◆ Your instructions ◆
Write down every entry below once more, exactly.

--- START Data for processing ---

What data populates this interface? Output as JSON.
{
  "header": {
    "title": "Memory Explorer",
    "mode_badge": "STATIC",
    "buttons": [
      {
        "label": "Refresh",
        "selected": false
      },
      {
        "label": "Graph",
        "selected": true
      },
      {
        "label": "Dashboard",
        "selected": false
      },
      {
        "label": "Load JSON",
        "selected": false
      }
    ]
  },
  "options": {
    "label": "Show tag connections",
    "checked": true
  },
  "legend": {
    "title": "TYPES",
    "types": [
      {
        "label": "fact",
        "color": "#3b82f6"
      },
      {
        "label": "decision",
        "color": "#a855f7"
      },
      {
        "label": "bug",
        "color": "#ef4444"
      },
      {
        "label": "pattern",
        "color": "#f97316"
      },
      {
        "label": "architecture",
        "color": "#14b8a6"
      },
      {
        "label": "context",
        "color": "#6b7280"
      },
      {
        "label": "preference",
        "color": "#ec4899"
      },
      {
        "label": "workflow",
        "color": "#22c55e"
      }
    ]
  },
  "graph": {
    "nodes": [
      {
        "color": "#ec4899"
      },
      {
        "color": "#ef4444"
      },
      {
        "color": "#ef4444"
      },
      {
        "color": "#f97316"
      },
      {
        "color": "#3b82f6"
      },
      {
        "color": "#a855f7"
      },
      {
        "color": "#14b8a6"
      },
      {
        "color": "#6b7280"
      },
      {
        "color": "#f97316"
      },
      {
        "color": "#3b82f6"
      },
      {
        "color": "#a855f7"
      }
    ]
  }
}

--- END Data for processing ---

◆ Output for this exercise ◆
What data populates this interface? Output as JSON.
{
  "header": {
    "title": "Memory Explorer",
    "mode_badge": "STATIC",
    "buttons": [
      {
        "label": "Refresh",
        "selected": false
      },
      {
        "label": "Graph",
        "selected": true
      },
      {
        "label": "Dashboard",
        "selected": false
      },
      {
        "label": "Load JSON",
        "selected": false
      }
    ]
  },
  "options": {
    "label": "Show tag connections",
    "checked": true
  },
  "legend": {
    "title": "TYPES",
    "types": [
      {
        "label": "fact",
        "color": "#3b82f6"
      },
      {
        "label": "decision",
        "color": "#a855f7"
      },
      {
        "label": "bug",
        "color": "#ef4444"
      },
      {
        "label": "pattern",
        "color": "#f97316"
      },
      {
        "label": "architecture",
        "color": "#14b8a6"
      },
      {
        "label": "context",
        "color": "#6b7280"
      },
      {
        "label": "preference",
        "color": "#ec4899"
      },
      {
        "label": "workflow",
        "color": "#22c55e"
      }
    ]
  },
  "graph": {
    "nodes": [
      {
        "color": "#ec4899"
      },
      {
        "color": "#ef4444"
      },
      {
        "color": "#ef4444"
      },
      {
        "color": "#f97316"
      },
      {
        "color": "#3b82f6"
      },
      {
        "color": "#a855f7"
      },
      {
        "color": "#14b8a6"
      },
      {
        "color": "#6b7280"
      },
      {
        "color": "#f97316"
      },
      {
        "color": "#3b82f6"
      },
      {
        "color": "#a855f7"
      }
    ]
  }
}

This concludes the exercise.